● Input rows:
########################################

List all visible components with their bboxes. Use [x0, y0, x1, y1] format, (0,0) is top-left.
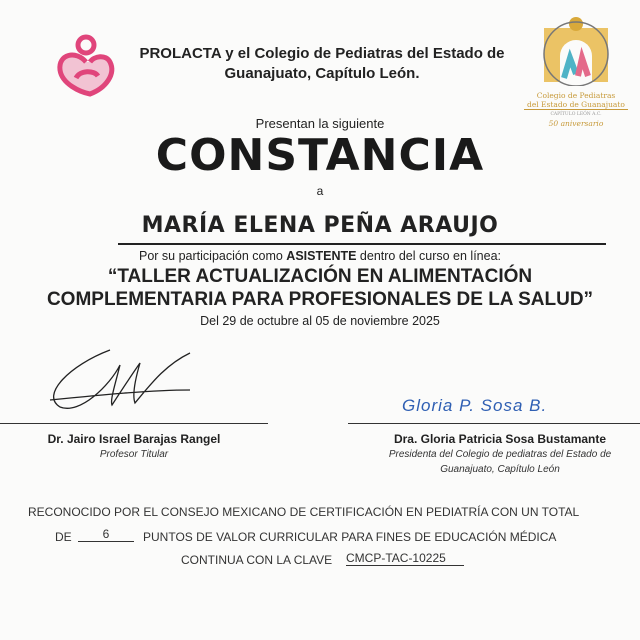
- logo-line4: 50 aniversario: [548, 119, 604, 128]
- signer-1-name: Dr. Jairo Israel Barajas Rangel: [47, 432, 221, 446]
- signer-2-name: Dra. Gloria Patricia Sosa Bustamante: [393, 432, 607, 446]
- signature-line-1: [0, 423, 268, 424]
- participation-role: ASISTENTE: [286, 249, 357, 263]
- signature-line-2: [348, 423, 640, 424]
- signer-1-role: Profesor Titular: [99, 449, 169, 460]
- presentan-text: Presentan la siguiente: [255, 116, 385, 131]
- a-text: a: [316, 184, 324, 198]
- course-dates: Del 29 de octubre al 05 de noviembre 2025: [200, 314, 440, 328]
- certificate-title: CONSTANCIA: [155, 130, 485, 181]
- footer-line2: PUNTOS DE VALOR CURRICULAR PARA FINES DE EDUCACIÓN MÉDICA: [143, 530, 557, 544]
- footer-line1: RECONOCIDO POR EL CONSEJO MEXICANO DE CERTIFICACIÓN EN PEDIATRÍA CON UN TOTAL: [28, 505, 580, 519]
- participation-pre: Por su participación como: [139, 249, 287, 263]
- signature-2: Gloria P. Sosa B.: [402, 396, 548, 415]
- logo-line3: CAPÍTULO LEÓN A.C.: [550, 112, 602, 117]
- colegio-logo: [524, 14, 628, 128]
- logo-line1: Colegio de Pediatras: [536, 91, 616, 100]
- organizers-text: PROLACTA y el Colegio de Pediatras del Estado de Guanajuato, Capítulo León.: [139, 45, 505, 82]
- prolacta-logo: [50, 28, 122, 100]
- footer-code: CMCP-TAC-10225: [346, 551, 464, 566]
- footer-line3: CONTINUA CON LA CLAVE: [181, 553, 333, 567]
- participation-text: [0, 248, 640, 264]
- signature-1: [40, 345, 200, 420]
- participation-post: dentro del curso en línea:: [356, 249, 501, 263]
- footer-de: DE: [55, 530, 72, 544]
- name-underline: [118, 243, 606, 245]
- course-title: “TALLER ACTUALIZACIÓN EN ALIMENTACIÓN COMPLEMENTARIA PARA PROFESIONALES DE LA SALUD”: [46, 266, 594, 310]
- logo-line2: del Estado de Guanajuato: [524, 100, 628, 110]
- signer-2-role: Presidenta del Colegio de pediatras del Estado de Guanajuato, Capítulo León: [388, 449, 612, 475]
- footer-points: 6: [78, 527, 134, 542]
- recipient-name: MARÍA ELENA PEÑA ARAUJO: [141, 213, 499, 238]
- arch-icon: [524, 14, 628, 86]
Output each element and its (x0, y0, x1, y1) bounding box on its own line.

########################################

● Exercise requirements: Update the part of the data that opens with the line containing "- logo-line4: 50" and closes with the line containing "- participation-role: ASISTENTE: [286, 249, 357, 263]" by changing "ASISTENTE" to "PONENTE" and leaving everything else as it is. Give back only those lines.

● Answer to the task:
- logo-line4: 50 aniversario: [548, 119, 604, 128]
- signer-1-name: Dr. Jairo Israel Barajas Rangel: [47, 432, 221, 446]
- signer-2-name: Dra. Gloria Patricia Sosa Bustamante: [393, 432, 607, 446]
- signature-line-1: [0, 423, 268, 424]
- participation-role: PONENTE: [286, 249, 357, 263]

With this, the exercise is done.